▸ Written task
Repeat, without any change, the entries presented below.
[start Data to use]
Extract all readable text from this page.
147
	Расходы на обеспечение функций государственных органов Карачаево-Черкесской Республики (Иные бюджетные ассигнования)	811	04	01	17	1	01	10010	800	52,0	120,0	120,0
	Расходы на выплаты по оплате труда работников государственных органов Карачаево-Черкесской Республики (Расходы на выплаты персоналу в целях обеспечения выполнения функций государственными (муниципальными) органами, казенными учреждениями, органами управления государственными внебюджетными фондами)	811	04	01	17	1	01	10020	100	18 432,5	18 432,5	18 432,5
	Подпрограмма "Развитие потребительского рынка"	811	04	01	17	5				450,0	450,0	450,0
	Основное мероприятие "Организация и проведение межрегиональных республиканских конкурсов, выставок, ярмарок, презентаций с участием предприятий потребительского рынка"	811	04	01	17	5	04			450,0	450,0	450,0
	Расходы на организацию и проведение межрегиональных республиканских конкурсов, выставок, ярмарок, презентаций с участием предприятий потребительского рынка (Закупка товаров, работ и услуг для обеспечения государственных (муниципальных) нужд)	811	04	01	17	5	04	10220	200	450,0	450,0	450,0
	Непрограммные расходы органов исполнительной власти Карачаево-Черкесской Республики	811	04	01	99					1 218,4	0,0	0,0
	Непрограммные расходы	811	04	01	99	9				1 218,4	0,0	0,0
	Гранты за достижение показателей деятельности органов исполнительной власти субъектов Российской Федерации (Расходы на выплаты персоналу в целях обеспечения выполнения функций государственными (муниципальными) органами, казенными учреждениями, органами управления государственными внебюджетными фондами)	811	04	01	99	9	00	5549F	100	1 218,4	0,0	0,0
[end Data to use]
▸ Response
Extract all readable text from this page.
147
	Расходы на обеспечение функций государственных органов Карачаево-Черкесской Республики (Иные бюджетные ассигнования)	811	04	01	17	1	01	10010	800	52,0	120,0	120,0
	Расходы на выплаты по оплате труда работников государственных органов Карачаево-Черкесской Республики (Расходы на выплаты персоналу в целях обеспечения выполнения функций государственными (муниципальными) органами, казенными учреждениями, органами управления государственными внебюджетными фондами)	811	04	01	17	1	01	10020	100	18 432,5	18 432,5	18 432,5
	Подпрограмма "Развитие потребительского рынка"	811	04	01	17	5				450,0	450,0	450,0
	Основное мероприятие "Организация и проведение межрегиональных республиканских конкурсов, выставок, ярмарок, презентаций с участием предприятий потребительского рынка"	811	04	01	17	5	04			450,0	450,0	450,0
	Расходы на организацию и проведение межрегиональных республиканских конкурсов, выставок, ярмарок, презентаций с участием предприятий потребительского рынка (Закупка товаров, работ и услуг для обеспечения государственных (муниципальных) нужд)	811	04	01	17	5	04	10220	200	450,0	450,0	450,0
	Непрограммные расходы органов исполнительной власти Карачаево-Черкесской Республики	811	04	01	99					1 218,4	0,0	0,0
	Непрограммные расходы	811	04	01	99	9				1 218,4	0,0	0,0
	Гранты за достижение показателей деятельности органов исполнительной власти субъектов Российской Федерации (Расходы на выплаты персоналу в целях обеспечения выполнения функций государственными (муниципальными) органами, казенными учреждениями, органами управления государственными внебюджетными фондами)	811	04	01	99	9	00	5549F	100	1 218,4	0,0	0,0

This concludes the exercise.